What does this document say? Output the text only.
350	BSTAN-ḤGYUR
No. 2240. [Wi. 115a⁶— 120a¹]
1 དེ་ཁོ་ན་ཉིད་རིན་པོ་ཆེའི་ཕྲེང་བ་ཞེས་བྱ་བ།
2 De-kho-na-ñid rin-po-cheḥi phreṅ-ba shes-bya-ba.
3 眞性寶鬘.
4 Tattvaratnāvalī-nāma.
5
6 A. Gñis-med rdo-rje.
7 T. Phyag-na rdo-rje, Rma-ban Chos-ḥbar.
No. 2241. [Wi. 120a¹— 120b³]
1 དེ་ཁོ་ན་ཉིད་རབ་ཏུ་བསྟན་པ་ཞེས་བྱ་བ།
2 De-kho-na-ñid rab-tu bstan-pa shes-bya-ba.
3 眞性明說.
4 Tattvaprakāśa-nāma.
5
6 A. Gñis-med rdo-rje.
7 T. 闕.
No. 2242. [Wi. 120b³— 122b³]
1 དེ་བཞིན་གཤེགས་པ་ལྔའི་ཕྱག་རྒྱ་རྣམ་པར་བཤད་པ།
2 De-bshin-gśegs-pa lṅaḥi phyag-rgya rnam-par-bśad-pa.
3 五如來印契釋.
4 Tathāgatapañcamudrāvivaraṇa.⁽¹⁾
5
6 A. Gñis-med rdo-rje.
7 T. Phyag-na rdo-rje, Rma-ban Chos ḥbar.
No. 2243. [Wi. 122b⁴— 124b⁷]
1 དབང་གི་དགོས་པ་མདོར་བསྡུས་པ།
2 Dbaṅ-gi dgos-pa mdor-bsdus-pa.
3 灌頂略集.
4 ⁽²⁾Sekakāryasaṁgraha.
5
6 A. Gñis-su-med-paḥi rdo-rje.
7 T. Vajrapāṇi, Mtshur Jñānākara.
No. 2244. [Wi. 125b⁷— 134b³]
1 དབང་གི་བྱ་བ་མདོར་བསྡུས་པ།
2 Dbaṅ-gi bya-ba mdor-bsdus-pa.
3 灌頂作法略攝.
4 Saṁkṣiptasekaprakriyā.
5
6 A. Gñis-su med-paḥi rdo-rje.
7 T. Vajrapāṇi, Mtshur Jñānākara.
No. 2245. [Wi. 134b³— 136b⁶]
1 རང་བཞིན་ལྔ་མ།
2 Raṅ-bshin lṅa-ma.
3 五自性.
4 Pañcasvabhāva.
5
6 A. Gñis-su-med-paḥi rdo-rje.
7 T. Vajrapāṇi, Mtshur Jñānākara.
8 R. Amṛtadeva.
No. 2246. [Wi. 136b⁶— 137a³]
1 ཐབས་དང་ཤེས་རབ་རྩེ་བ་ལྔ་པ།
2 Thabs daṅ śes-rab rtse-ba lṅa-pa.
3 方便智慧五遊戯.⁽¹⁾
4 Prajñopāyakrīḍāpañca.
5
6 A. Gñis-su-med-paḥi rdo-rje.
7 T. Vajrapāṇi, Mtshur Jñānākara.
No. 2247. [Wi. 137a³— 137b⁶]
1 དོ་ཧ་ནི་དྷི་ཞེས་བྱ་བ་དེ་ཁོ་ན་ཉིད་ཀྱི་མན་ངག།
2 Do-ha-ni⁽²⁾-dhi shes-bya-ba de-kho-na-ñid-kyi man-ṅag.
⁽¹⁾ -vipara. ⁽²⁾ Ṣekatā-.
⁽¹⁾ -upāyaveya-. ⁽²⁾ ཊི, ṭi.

----

Instructions to follow =>
Gather up, from the records above, each line where the word "ḥbar" appears.

Output =>
7 T. Phyag-na rdo-rje, Rma-ban Chos-ḥbar.
7 T. Phyag-na rdo-rje, Rma-ban Chos ḥbar.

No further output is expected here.